◆ **Work to be completed**: Extract each line bearing the word "اسلامی".

# # #

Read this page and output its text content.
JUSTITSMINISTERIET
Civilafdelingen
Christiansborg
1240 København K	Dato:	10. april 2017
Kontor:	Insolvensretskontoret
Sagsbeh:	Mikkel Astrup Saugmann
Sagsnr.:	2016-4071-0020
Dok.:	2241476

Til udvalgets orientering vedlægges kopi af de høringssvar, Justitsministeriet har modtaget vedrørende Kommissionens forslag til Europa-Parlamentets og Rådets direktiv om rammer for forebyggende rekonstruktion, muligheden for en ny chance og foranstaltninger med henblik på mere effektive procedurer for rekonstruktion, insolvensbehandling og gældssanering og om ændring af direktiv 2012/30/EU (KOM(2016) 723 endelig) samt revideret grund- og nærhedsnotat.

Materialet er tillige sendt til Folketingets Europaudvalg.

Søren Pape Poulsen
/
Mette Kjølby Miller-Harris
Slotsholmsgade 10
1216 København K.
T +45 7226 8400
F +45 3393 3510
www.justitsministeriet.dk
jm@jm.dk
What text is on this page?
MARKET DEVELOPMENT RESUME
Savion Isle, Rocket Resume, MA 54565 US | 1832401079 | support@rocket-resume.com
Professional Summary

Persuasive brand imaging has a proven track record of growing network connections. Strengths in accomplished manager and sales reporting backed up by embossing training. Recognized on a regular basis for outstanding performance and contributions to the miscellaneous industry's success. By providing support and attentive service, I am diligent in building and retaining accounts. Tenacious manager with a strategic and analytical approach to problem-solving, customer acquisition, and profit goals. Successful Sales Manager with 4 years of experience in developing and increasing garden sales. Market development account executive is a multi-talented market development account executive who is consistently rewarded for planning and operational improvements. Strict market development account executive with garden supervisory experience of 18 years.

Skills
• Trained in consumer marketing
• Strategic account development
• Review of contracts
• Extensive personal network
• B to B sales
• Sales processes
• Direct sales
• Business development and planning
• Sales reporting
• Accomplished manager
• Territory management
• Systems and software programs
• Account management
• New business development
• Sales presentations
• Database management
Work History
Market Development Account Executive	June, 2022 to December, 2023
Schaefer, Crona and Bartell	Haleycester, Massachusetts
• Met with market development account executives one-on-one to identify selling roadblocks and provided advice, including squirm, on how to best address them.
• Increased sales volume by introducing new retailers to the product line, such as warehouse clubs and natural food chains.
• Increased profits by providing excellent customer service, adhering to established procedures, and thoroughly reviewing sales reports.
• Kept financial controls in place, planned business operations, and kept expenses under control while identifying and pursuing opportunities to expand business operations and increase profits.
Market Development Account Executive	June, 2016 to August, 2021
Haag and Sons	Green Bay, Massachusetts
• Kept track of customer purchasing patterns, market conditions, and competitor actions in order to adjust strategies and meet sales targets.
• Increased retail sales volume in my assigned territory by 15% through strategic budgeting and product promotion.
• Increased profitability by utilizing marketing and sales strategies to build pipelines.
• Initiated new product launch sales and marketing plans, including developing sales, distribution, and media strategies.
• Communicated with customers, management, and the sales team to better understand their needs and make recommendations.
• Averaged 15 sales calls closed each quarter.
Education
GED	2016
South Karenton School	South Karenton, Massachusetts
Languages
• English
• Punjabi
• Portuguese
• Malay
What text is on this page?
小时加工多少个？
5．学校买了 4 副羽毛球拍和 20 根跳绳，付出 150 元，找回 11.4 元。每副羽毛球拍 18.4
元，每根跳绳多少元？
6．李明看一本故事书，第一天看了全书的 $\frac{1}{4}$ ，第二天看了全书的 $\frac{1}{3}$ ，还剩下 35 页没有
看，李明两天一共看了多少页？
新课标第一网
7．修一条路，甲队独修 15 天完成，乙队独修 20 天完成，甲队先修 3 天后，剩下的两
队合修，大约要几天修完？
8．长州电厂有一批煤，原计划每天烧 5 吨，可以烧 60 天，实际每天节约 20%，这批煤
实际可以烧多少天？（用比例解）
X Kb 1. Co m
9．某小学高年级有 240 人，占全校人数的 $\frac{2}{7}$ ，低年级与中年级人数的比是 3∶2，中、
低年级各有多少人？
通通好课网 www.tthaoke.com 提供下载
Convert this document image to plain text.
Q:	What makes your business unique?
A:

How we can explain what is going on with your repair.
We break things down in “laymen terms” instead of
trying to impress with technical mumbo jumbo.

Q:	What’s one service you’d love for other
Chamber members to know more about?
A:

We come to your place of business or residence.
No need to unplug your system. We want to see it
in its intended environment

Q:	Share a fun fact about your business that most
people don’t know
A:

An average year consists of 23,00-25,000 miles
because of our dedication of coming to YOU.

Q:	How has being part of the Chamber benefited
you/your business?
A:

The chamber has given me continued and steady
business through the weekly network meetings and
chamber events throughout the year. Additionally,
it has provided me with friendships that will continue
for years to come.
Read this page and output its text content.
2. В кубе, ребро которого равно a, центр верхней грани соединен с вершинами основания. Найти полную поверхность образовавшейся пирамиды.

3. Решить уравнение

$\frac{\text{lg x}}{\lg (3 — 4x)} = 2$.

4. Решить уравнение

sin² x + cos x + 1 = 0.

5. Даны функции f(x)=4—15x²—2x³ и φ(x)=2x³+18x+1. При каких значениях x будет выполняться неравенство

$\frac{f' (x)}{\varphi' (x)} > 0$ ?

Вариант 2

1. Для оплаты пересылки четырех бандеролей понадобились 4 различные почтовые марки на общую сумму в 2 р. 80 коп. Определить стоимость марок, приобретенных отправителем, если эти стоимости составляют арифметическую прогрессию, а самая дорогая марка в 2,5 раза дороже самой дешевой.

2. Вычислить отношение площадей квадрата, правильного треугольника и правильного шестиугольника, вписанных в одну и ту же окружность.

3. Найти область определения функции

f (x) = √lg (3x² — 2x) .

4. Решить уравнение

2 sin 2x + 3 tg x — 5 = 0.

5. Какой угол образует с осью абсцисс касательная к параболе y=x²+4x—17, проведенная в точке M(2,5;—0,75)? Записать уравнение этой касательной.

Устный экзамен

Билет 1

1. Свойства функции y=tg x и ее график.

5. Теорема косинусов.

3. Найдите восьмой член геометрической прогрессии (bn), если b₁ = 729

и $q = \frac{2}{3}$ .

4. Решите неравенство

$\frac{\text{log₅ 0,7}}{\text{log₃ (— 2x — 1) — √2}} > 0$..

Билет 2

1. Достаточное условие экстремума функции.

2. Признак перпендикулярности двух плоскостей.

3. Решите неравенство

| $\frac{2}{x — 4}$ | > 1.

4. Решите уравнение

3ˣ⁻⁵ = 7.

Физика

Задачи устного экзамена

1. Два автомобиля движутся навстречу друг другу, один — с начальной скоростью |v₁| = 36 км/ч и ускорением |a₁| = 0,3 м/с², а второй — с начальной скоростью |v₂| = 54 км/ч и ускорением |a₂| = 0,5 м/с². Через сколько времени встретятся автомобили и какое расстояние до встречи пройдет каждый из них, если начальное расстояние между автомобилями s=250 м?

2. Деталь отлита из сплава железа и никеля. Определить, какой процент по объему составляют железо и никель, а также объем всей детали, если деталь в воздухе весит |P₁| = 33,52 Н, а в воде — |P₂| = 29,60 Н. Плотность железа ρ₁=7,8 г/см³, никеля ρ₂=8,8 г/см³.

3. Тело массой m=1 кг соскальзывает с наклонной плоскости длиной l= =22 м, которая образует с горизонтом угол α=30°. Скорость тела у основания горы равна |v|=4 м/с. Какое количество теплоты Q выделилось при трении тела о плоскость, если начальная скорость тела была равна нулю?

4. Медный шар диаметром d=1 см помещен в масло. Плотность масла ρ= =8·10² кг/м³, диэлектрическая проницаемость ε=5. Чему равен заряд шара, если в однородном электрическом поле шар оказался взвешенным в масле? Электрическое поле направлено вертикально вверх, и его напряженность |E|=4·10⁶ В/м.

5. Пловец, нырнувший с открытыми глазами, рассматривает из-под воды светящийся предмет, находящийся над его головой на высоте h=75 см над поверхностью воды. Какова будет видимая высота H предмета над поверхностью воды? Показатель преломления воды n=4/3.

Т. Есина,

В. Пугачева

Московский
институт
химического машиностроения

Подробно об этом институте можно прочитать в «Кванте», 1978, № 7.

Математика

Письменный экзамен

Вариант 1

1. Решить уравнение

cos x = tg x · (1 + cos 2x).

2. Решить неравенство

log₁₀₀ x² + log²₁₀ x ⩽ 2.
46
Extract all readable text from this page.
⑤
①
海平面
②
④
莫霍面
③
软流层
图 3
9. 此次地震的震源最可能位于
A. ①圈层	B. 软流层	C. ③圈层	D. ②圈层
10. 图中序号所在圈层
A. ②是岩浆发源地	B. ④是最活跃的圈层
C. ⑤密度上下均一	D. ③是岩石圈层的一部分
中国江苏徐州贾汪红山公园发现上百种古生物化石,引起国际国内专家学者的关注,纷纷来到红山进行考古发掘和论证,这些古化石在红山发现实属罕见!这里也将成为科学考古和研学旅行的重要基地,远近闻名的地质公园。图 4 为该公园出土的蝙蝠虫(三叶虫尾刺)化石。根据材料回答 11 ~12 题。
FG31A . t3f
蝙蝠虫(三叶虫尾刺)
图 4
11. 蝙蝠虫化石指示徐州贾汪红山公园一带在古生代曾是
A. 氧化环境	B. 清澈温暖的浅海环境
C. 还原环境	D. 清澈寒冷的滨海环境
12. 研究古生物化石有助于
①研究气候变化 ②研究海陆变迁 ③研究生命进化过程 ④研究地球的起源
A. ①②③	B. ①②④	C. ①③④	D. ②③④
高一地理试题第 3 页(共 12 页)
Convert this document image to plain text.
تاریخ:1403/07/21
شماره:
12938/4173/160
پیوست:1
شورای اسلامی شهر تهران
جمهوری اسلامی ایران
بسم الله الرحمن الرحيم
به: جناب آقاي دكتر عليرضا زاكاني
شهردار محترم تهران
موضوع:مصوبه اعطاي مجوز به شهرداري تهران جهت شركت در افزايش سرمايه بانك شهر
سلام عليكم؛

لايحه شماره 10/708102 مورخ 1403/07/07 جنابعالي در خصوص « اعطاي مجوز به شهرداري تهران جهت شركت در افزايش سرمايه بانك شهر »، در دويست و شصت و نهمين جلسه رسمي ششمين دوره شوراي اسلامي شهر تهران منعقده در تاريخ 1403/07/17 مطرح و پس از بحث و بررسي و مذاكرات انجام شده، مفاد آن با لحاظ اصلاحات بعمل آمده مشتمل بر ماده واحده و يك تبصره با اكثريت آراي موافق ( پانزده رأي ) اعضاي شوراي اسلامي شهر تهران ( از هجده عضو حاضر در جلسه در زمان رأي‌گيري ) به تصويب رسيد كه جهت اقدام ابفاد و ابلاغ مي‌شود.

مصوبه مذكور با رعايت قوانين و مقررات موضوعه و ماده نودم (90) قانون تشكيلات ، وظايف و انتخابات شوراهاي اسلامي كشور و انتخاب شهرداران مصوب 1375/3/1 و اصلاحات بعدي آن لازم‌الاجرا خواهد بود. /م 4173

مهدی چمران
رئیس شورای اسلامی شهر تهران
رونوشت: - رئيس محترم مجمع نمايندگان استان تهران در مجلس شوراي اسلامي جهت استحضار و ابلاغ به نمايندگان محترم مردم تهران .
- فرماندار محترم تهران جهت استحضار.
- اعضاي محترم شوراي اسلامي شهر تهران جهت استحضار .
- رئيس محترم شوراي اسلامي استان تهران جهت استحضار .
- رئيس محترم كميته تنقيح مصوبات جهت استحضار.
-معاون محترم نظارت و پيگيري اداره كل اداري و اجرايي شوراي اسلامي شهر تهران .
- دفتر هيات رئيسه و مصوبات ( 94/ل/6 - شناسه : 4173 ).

# # #

◆ **Response to this exercise**:
شورای اسلامی شهر تهران
جمهوری اسلامی ایران
رئیس شورای اسلامی شهر تهران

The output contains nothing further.